● WRITTEN REQUEST:
Wherever "органами" appears in a line, copy that line.

● Records from a dataset:

○ ○ ○ ○ ○

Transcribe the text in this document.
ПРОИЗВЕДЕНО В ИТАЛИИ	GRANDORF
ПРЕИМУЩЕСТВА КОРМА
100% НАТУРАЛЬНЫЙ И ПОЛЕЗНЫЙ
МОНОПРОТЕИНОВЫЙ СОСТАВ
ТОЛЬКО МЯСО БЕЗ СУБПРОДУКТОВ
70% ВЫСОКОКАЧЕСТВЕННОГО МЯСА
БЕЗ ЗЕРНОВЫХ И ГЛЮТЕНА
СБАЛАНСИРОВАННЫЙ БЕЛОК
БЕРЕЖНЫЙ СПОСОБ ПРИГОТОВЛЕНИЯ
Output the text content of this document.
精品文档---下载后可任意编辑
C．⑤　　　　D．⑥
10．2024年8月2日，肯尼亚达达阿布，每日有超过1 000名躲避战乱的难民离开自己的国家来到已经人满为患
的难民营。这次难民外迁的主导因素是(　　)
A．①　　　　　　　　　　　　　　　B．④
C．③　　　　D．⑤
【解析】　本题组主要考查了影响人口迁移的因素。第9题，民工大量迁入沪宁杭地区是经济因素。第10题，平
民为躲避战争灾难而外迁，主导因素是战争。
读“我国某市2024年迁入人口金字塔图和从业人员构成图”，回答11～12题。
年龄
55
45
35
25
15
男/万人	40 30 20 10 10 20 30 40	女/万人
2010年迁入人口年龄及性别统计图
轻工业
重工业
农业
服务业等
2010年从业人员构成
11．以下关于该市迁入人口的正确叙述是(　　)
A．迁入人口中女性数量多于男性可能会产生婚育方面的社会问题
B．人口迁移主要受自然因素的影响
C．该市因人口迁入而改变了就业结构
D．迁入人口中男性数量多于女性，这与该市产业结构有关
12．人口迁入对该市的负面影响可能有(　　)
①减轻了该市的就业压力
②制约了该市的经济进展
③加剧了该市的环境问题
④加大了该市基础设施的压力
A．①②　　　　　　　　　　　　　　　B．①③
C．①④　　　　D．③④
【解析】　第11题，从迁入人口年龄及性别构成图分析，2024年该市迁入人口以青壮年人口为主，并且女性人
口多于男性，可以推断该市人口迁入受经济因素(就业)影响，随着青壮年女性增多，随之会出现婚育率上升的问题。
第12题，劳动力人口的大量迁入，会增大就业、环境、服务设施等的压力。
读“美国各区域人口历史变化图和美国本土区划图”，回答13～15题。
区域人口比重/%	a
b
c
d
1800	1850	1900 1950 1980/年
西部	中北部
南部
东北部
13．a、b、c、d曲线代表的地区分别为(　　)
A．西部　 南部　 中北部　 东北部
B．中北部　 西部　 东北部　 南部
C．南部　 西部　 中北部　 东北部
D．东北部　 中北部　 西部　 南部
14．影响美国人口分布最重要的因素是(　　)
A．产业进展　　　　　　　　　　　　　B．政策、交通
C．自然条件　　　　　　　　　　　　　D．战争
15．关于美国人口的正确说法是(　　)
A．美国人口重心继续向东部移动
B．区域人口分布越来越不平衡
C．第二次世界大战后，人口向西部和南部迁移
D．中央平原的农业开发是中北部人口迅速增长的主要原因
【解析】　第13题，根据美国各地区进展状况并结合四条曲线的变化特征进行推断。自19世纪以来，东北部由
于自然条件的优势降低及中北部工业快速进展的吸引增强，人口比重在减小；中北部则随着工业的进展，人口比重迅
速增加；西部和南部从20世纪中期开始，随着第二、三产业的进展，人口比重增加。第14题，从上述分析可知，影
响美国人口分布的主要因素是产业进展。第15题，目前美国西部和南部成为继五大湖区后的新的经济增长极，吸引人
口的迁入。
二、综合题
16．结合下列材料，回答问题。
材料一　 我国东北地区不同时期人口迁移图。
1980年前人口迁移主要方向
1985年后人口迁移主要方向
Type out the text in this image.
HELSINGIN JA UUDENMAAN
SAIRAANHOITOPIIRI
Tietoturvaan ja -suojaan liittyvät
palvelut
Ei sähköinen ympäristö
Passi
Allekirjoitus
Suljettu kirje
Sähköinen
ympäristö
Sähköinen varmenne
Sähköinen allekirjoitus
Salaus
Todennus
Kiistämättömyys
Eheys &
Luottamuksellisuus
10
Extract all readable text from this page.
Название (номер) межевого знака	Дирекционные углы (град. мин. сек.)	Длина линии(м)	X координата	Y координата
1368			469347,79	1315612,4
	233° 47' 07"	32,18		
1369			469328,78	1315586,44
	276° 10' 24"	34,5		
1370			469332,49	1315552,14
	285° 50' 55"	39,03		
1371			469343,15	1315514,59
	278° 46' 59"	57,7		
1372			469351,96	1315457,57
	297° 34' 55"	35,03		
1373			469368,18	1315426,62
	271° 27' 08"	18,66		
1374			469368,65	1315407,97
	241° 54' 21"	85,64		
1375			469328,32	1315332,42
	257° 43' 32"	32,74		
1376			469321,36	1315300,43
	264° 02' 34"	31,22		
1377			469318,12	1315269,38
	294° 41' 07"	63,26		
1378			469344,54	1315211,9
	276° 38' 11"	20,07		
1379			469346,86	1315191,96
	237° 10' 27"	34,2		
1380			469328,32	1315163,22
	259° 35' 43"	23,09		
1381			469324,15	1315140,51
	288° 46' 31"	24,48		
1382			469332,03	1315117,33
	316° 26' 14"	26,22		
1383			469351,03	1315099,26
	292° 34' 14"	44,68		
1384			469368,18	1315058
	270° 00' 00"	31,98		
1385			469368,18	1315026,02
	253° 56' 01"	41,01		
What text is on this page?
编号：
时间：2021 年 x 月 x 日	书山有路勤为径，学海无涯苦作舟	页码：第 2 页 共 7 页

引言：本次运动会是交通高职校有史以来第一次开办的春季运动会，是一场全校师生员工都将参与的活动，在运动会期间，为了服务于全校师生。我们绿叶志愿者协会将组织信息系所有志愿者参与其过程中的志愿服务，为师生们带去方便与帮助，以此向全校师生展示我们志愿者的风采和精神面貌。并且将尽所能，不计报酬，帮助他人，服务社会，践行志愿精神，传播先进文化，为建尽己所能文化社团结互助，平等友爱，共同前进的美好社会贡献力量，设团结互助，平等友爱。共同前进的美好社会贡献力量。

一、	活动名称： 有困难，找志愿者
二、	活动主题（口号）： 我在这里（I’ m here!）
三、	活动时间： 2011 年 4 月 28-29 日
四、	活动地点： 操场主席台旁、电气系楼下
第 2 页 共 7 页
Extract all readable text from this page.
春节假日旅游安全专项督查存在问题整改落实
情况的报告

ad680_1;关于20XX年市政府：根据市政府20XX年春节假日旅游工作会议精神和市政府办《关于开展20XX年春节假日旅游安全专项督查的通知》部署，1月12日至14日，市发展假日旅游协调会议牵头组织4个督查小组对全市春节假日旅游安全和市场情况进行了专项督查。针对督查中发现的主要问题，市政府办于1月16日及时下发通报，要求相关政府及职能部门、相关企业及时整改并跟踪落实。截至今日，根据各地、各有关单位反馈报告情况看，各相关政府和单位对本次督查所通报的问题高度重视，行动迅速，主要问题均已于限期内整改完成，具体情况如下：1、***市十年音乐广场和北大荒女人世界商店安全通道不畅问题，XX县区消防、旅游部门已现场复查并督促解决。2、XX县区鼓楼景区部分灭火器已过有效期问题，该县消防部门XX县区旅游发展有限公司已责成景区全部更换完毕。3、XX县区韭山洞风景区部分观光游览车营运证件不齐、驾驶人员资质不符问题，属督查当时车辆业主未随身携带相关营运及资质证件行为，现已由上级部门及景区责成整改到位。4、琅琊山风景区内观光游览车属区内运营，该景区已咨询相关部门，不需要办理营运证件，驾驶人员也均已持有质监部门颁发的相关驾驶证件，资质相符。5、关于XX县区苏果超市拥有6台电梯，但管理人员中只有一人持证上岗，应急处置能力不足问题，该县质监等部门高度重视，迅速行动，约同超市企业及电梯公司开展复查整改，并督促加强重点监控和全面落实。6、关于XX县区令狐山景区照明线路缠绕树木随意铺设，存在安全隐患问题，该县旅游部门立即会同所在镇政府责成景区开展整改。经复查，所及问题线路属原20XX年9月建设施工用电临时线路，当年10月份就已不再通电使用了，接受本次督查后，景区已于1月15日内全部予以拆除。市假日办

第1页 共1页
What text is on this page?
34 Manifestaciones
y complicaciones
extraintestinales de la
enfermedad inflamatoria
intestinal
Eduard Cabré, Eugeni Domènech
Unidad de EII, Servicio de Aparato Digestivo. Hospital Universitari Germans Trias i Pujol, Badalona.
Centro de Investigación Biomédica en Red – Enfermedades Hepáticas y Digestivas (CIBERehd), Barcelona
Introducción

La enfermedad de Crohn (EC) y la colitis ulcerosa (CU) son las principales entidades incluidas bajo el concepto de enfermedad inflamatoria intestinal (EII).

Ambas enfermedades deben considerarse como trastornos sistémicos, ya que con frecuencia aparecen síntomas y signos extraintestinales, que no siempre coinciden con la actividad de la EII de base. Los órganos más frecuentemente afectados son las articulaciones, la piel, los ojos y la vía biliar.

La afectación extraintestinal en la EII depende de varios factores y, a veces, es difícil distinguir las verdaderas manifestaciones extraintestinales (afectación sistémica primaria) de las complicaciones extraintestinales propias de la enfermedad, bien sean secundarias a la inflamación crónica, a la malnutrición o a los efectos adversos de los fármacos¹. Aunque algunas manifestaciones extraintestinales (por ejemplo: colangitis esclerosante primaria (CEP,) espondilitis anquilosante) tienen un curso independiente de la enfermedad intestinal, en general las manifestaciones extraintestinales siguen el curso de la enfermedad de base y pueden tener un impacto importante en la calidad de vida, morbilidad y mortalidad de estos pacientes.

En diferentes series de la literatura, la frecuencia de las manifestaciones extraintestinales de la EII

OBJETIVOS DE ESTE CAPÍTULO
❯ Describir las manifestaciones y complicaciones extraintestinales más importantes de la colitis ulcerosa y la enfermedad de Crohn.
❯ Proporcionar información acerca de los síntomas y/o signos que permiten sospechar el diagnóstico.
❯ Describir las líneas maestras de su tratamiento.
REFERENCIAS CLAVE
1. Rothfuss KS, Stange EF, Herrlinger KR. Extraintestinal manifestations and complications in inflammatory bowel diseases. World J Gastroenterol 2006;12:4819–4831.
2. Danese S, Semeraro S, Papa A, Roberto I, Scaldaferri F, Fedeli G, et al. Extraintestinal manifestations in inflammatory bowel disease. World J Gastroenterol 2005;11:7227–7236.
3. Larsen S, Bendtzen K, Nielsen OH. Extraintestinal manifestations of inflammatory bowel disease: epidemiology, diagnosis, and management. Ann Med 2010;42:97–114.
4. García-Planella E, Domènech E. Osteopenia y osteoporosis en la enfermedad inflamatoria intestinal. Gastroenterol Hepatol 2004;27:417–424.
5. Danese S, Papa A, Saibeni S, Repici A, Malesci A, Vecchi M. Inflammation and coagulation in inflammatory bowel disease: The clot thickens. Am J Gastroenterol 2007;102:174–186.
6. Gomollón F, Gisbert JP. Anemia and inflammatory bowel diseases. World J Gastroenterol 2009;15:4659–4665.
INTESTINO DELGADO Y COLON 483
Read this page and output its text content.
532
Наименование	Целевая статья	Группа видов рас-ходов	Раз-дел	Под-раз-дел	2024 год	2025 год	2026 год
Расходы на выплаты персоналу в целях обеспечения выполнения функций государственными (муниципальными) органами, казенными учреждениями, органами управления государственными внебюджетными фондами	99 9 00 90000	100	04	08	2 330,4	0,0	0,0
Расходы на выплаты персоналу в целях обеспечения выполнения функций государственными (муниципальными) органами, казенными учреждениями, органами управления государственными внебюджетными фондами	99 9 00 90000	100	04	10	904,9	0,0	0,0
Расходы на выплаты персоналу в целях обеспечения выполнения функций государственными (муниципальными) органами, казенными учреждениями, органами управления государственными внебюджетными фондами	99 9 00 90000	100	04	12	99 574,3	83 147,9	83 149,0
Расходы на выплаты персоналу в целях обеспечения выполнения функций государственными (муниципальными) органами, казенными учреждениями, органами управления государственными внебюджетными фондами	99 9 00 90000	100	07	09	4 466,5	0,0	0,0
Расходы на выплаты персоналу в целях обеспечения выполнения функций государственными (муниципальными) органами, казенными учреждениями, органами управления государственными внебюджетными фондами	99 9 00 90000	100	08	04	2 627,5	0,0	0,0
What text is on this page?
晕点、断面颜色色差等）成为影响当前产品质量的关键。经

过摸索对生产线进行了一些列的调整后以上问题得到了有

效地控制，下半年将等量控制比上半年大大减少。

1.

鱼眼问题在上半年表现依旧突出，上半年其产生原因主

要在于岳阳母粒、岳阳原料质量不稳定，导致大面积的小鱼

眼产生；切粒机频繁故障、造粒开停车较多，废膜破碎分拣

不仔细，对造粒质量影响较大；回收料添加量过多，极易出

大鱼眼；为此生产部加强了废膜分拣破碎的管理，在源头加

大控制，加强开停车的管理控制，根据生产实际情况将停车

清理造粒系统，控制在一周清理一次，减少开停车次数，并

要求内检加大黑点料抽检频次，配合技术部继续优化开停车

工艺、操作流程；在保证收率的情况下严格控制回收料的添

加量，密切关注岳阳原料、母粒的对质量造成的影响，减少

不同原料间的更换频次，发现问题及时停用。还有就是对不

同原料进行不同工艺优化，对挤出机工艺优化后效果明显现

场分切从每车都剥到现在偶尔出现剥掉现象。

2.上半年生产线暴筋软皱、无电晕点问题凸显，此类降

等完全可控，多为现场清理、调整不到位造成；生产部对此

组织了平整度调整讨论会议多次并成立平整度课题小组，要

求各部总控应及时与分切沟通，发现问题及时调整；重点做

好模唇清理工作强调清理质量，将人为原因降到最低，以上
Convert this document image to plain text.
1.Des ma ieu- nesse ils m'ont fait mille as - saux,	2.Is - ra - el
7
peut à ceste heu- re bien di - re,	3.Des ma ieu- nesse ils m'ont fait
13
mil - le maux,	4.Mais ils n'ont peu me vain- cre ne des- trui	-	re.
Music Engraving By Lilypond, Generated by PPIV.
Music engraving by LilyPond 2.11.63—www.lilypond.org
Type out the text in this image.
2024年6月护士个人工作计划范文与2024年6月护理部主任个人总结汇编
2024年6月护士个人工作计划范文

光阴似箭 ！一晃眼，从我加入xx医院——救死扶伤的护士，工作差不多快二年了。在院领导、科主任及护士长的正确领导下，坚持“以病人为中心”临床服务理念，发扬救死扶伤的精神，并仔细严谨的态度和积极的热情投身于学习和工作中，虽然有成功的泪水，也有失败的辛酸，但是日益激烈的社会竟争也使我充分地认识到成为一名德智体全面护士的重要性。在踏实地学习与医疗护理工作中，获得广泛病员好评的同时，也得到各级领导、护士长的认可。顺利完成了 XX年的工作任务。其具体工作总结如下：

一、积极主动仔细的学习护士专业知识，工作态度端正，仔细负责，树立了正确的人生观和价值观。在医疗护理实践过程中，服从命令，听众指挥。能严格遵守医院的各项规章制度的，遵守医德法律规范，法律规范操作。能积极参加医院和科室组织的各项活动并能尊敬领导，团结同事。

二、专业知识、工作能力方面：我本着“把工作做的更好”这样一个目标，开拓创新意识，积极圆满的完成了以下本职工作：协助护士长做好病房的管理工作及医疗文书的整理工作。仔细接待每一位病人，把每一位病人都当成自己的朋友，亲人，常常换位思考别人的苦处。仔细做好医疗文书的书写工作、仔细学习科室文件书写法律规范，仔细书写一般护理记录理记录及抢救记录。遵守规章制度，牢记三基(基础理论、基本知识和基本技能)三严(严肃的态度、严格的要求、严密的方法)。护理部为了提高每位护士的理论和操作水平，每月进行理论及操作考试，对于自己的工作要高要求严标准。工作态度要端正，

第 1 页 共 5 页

○ ○ ○ ○ ○

● OUTPUT FOR THIS TASK:
Расходы на выплаты персоналу в целях обеспечения выполнения функций государственными (муниципальными) органами, казенными учреждениями, органами управления государственными внебюджетными фондами	99 9 00 90000	100	04	08	2 330,4	0,0	0,0
Расходы на выплаты персоналу в целях обеспечения выполнения функций государственными (муниципальными) органами, казенными учреждениями, органами управления государственными внебюджетными фондами	99 9 00 90000	100	04	10	904,9	0,0	0,0
Расходы на выплаты персоналу в целях обеспечения выполнения функций государственными (муниципальными) органами, казенными учреждениями, органами управления государственными внебюджетными фондами	99 9 00 90000	100	04	12	99 574,3	83 147,9	83 149,0
Расходы на выплаты персоналу в целях обеспечения выполнения функций государственными (муниципальными) органами, казенными учреждениями, органами управления государственными внебюджетными фондами	99 9 00 90000	100	07	09	4 466,5	0,0	0,0
Расходы на выплаты персоналу в целях обеспечения выполнения функций государственными (муниципальными) органами, казенными учреждениями, органами управления государственными внебюджетными фондами	99 9 00 90000	100	08	04	2 627,5	0,0	0,0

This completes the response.